__Prompt__
Of the lines in these entries, how many contain the string "terminal"? Give the number and nothing else.

__Input material__
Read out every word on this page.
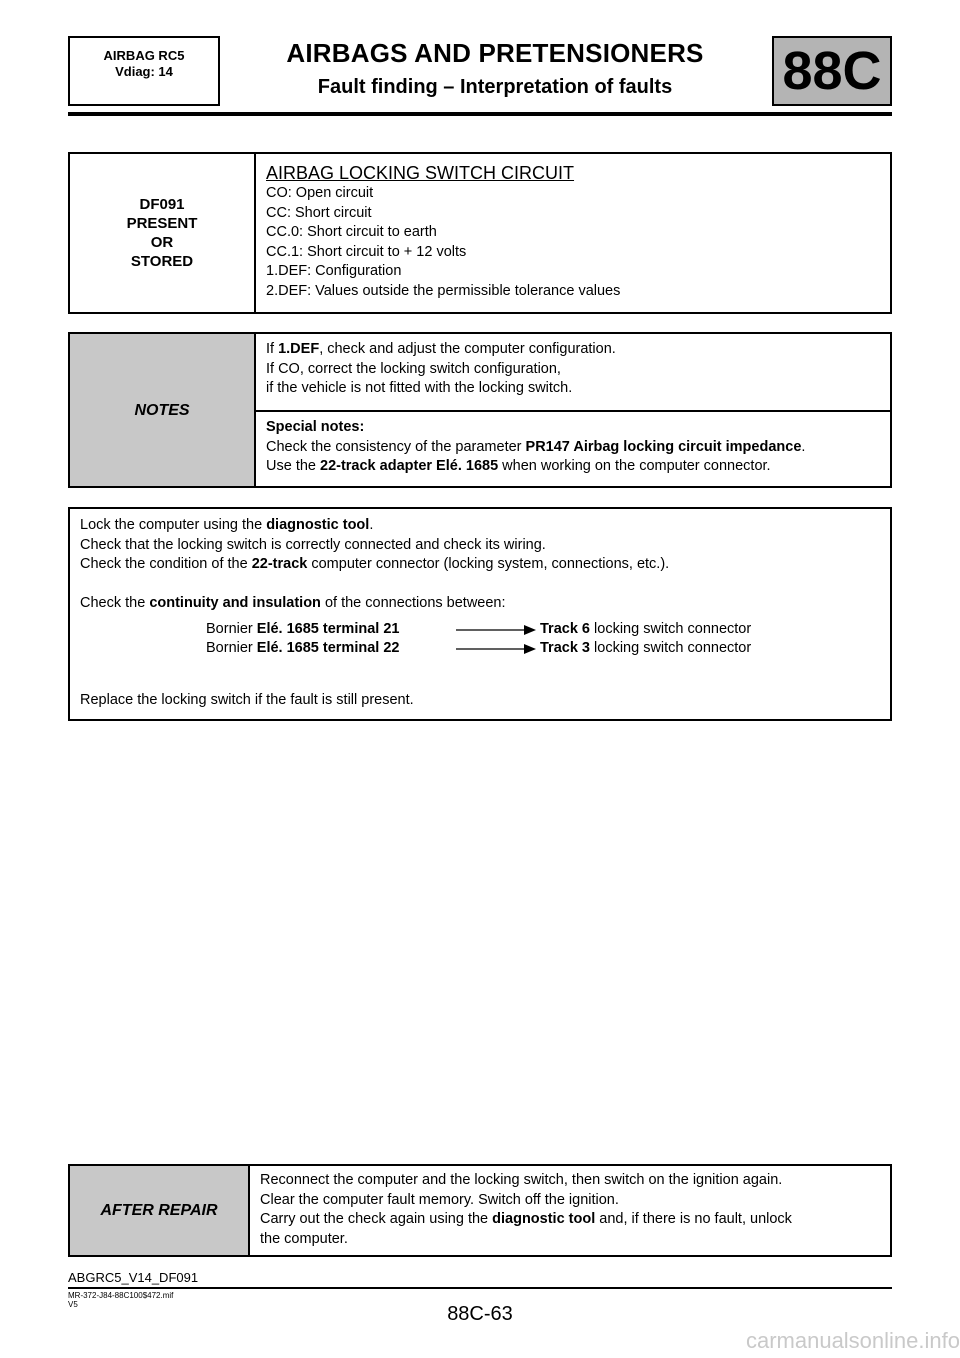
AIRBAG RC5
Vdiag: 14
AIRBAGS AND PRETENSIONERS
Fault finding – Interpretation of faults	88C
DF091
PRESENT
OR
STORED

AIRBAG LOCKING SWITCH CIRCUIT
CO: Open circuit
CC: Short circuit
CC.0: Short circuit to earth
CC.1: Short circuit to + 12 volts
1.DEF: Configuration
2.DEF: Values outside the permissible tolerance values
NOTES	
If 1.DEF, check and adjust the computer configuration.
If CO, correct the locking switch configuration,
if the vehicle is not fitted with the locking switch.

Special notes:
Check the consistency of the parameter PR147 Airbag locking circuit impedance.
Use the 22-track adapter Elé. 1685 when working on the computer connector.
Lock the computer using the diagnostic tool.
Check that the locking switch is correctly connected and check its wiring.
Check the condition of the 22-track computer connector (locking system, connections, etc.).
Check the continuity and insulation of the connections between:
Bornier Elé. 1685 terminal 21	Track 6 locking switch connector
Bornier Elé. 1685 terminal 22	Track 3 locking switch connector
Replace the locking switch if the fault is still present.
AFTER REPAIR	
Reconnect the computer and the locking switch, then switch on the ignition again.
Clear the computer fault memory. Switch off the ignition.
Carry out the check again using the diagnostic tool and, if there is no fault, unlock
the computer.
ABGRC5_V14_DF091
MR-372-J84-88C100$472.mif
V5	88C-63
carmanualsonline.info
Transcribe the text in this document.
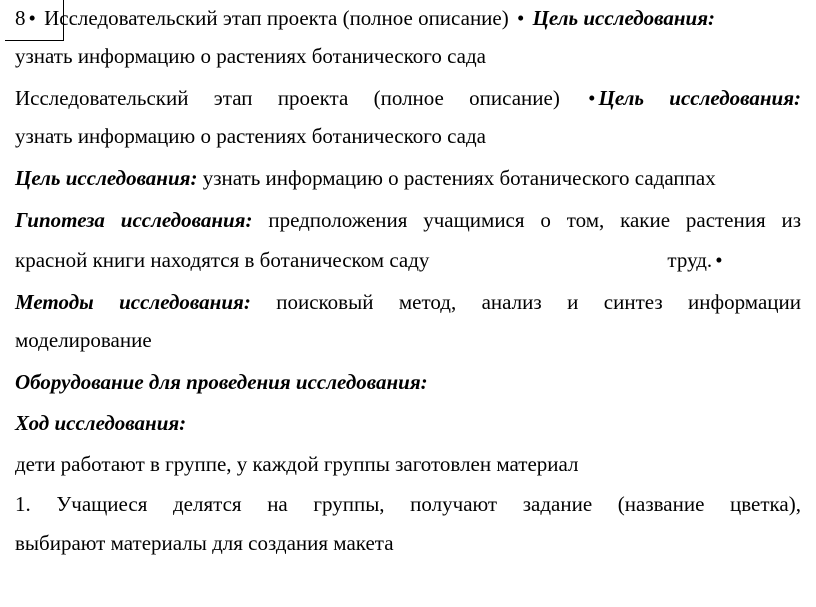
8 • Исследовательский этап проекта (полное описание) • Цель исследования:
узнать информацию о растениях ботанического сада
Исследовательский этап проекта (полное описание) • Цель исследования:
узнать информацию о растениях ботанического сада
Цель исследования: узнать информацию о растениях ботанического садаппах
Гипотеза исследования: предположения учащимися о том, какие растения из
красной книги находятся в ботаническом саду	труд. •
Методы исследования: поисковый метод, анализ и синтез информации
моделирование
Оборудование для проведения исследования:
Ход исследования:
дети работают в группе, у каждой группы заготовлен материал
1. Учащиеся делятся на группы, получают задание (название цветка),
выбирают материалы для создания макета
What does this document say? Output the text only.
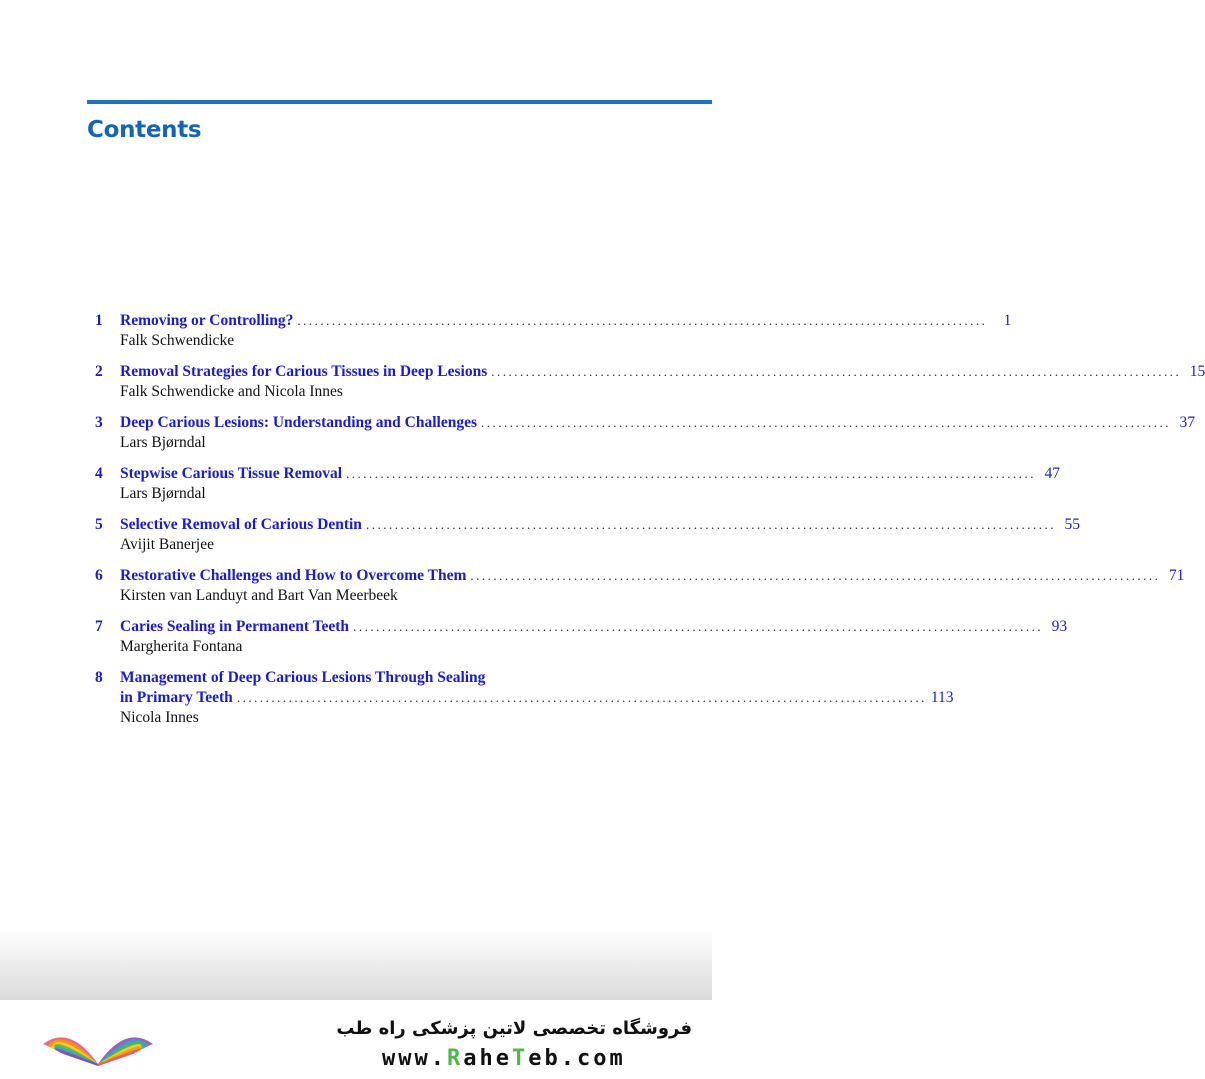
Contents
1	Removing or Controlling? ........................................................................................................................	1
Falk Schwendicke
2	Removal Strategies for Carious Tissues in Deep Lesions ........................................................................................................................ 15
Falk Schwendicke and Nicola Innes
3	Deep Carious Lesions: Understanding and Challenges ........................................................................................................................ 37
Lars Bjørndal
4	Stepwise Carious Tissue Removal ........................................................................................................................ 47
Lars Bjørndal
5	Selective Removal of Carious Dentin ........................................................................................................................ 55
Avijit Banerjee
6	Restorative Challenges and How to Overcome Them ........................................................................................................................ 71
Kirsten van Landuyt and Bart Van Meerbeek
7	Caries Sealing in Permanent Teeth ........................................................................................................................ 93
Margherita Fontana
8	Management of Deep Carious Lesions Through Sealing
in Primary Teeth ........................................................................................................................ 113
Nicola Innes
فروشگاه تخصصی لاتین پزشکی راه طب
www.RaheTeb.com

---

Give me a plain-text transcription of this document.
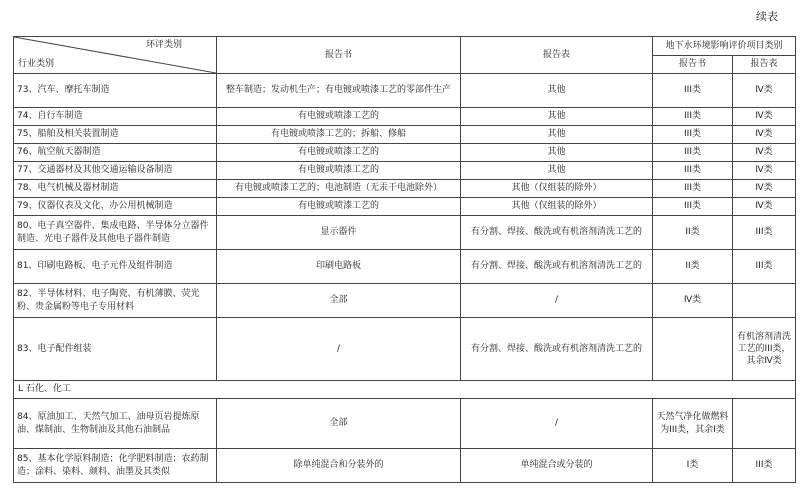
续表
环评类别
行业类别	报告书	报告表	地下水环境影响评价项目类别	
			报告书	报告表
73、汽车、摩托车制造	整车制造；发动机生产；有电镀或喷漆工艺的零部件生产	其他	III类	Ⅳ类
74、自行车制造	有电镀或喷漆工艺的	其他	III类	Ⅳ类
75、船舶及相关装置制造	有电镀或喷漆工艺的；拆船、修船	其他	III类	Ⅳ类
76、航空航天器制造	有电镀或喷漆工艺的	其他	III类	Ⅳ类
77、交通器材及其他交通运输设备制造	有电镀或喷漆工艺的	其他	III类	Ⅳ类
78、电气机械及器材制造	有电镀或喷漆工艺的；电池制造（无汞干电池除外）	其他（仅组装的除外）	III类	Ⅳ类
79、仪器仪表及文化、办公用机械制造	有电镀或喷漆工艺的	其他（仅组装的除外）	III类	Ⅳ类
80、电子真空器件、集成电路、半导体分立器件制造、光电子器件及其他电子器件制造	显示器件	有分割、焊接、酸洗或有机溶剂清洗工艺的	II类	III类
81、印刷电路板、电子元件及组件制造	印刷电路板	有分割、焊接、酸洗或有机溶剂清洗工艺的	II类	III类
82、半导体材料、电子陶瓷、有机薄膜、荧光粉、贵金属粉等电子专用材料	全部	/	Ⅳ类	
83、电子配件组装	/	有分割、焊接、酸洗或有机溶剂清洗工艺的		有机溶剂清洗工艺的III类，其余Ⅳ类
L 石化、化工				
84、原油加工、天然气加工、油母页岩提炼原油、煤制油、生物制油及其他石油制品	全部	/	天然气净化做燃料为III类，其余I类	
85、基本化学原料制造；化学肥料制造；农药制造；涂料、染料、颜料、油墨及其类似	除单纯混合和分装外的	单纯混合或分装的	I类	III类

__Exercise answer__
2